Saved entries
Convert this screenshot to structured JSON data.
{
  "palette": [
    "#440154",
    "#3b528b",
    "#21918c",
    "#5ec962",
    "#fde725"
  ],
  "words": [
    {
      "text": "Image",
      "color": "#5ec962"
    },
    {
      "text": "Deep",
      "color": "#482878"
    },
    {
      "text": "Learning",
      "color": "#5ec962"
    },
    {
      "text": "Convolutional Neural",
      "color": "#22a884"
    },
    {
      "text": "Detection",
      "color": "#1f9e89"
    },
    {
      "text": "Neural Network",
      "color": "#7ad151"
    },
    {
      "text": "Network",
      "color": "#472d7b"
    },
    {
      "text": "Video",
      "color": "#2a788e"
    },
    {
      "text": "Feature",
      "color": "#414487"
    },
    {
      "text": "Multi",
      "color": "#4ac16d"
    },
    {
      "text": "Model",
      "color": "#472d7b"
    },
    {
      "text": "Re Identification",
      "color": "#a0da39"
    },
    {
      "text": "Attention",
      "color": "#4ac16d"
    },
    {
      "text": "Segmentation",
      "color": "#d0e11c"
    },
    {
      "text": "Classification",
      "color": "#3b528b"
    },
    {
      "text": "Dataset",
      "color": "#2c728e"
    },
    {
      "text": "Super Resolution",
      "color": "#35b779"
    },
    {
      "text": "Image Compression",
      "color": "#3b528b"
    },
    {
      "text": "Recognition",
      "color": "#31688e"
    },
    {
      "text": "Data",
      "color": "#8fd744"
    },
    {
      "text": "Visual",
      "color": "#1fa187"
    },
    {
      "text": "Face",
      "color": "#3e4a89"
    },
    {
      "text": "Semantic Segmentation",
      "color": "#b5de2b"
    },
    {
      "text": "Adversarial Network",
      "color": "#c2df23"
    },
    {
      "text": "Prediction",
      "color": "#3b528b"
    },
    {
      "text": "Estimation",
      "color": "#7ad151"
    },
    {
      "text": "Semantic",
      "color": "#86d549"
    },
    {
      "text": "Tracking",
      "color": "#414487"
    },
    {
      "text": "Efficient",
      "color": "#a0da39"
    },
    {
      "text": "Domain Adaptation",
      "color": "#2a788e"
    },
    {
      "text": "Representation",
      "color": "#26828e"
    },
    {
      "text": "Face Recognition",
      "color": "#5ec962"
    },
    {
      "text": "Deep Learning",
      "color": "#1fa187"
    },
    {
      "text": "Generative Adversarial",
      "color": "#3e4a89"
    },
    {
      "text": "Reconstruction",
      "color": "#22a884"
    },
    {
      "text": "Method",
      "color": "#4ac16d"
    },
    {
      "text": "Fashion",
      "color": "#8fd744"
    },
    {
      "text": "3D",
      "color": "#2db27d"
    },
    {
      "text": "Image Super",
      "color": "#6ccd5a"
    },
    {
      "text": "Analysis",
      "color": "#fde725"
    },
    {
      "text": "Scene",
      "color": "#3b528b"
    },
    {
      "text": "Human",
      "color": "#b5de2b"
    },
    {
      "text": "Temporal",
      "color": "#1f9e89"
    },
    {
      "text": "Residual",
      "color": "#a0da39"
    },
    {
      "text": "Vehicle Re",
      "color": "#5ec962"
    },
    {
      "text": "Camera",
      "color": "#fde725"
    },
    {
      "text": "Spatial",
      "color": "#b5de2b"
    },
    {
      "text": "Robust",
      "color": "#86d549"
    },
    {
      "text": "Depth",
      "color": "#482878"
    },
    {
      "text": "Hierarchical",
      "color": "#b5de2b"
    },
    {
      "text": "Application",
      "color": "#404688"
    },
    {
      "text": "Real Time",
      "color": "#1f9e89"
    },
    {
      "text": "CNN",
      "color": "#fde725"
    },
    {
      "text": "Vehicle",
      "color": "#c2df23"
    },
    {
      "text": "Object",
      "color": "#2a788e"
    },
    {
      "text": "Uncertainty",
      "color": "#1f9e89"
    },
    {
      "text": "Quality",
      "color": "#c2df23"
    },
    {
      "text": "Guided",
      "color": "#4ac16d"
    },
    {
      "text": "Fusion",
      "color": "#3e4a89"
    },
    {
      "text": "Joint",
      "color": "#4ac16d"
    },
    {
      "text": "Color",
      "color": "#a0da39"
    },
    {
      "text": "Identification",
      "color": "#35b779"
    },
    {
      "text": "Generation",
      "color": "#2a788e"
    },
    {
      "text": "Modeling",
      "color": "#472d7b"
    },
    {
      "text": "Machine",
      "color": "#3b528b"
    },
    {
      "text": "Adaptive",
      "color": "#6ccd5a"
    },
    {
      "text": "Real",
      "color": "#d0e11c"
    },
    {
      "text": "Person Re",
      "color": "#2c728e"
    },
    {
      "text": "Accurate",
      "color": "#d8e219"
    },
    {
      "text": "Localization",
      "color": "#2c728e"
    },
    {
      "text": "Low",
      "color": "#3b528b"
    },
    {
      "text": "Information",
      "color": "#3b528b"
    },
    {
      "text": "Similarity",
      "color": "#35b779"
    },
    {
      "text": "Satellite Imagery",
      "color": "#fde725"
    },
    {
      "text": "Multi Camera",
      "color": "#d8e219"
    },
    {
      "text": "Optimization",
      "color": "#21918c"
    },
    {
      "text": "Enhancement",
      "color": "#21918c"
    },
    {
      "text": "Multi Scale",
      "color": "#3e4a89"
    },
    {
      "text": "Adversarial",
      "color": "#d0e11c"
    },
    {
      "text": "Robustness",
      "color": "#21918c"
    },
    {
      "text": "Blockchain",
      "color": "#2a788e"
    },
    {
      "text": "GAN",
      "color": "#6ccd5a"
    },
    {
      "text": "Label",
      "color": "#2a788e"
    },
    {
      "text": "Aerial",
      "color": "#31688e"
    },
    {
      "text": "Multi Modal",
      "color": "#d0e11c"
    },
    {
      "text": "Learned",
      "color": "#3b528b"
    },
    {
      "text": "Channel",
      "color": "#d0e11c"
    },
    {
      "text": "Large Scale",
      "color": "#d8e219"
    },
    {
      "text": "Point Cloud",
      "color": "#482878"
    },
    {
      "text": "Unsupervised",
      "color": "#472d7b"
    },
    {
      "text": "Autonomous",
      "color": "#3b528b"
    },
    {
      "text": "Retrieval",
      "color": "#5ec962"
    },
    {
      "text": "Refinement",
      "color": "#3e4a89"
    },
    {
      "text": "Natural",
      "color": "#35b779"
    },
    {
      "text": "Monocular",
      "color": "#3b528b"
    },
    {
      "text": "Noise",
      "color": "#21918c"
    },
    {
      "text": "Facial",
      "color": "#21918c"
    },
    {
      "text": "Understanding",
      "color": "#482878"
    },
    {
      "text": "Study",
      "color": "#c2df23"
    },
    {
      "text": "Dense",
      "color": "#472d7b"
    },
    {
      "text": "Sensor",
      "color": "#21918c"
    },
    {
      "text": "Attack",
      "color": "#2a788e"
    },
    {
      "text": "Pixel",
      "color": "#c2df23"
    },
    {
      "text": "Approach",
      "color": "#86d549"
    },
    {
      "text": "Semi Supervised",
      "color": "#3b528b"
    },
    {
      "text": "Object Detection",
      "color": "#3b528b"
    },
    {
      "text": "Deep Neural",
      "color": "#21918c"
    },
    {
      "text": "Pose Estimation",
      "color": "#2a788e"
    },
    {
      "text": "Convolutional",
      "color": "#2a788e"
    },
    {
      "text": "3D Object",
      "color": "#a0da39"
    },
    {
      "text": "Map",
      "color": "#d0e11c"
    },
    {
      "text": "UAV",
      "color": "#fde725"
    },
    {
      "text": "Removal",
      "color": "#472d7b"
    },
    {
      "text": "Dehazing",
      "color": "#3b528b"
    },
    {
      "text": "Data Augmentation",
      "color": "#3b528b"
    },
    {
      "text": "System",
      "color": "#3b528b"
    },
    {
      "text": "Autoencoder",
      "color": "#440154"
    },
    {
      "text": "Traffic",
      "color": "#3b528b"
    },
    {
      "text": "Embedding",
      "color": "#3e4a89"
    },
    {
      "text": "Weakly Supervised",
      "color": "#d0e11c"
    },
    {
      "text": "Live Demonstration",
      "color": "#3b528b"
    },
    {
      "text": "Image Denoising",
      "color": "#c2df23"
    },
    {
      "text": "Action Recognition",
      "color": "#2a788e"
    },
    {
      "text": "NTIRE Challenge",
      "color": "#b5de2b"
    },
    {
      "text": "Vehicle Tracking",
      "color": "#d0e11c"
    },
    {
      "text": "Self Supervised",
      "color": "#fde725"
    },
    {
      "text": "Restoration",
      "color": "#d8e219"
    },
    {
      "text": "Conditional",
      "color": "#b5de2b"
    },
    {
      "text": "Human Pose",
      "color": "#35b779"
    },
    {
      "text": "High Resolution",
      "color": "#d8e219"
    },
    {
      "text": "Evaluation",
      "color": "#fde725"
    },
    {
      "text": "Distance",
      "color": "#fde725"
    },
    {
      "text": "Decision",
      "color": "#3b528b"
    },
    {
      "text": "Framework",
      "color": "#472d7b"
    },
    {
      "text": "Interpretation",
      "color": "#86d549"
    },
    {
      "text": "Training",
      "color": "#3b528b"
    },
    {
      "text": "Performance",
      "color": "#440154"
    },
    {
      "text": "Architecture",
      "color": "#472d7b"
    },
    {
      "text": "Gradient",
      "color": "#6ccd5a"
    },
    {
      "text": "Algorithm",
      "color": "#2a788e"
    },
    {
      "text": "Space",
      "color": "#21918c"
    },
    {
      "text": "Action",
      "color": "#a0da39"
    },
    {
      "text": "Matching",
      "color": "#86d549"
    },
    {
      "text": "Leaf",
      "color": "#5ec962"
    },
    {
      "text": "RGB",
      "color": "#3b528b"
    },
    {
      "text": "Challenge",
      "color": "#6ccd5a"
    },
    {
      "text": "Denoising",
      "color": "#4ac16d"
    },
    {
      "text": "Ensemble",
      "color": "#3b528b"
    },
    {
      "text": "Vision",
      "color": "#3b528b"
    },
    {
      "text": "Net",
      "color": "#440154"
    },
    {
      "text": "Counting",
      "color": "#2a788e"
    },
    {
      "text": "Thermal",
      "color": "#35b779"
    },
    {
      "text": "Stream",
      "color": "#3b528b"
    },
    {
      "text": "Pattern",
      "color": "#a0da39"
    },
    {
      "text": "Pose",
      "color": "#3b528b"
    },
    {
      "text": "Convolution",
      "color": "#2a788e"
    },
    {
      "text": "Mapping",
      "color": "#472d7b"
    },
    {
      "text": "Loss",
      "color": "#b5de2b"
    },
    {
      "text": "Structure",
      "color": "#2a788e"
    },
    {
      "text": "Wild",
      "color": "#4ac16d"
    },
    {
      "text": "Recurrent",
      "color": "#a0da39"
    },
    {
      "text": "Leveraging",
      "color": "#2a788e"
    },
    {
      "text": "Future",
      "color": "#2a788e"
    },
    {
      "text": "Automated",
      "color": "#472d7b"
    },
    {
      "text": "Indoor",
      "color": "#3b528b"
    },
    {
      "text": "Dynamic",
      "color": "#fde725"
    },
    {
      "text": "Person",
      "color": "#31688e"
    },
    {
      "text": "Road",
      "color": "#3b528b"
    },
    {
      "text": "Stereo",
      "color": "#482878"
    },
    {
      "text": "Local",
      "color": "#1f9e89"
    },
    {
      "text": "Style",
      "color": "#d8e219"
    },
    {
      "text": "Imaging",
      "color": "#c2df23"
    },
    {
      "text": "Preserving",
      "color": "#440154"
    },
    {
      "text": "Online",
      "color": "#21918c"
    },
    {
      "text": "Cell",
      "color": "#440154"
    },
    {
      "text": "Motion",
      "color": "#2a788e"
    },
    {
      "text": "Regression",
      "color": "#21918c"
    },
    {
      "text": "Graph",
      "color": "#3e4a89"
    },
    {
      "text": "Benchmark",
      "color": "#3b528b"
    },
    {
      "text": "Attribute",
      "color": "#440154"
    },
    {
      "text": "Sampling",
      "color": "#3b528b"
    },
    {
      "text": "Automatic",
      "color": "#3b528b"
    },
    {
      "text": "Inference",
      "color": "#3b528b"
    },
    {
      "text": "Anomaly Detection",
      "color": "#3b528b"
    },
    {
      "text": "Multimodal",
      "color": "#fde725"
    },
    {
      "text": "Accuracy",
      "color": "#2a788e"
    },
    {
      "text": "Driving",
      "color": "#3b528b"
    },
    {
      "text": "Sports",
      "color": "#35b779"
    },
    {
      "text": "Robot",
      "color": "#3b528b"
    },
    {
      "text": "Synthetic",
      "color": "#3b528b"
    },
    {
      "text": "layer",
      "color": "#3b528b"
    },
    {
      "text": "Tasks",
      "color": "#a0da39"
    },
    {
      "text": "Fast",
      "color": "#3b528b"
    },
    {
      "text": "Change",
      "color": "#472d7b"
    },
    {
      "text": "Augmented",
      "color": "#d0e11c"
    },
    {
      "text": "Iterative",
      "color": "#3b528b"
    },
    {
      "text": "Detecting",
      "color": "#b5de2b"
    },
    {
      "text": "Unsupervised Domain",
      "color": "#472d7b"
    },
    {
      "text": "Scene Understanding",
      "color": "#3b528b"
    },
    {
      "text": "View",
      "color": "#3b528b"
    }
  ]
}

WHAT THE EXERCISE ASKS:
Write out each line of the data that holds the string "Domain".

TASK OUTPUT:
      "text": "Domain Adaptation",
      "text": "Unsupervised Domain",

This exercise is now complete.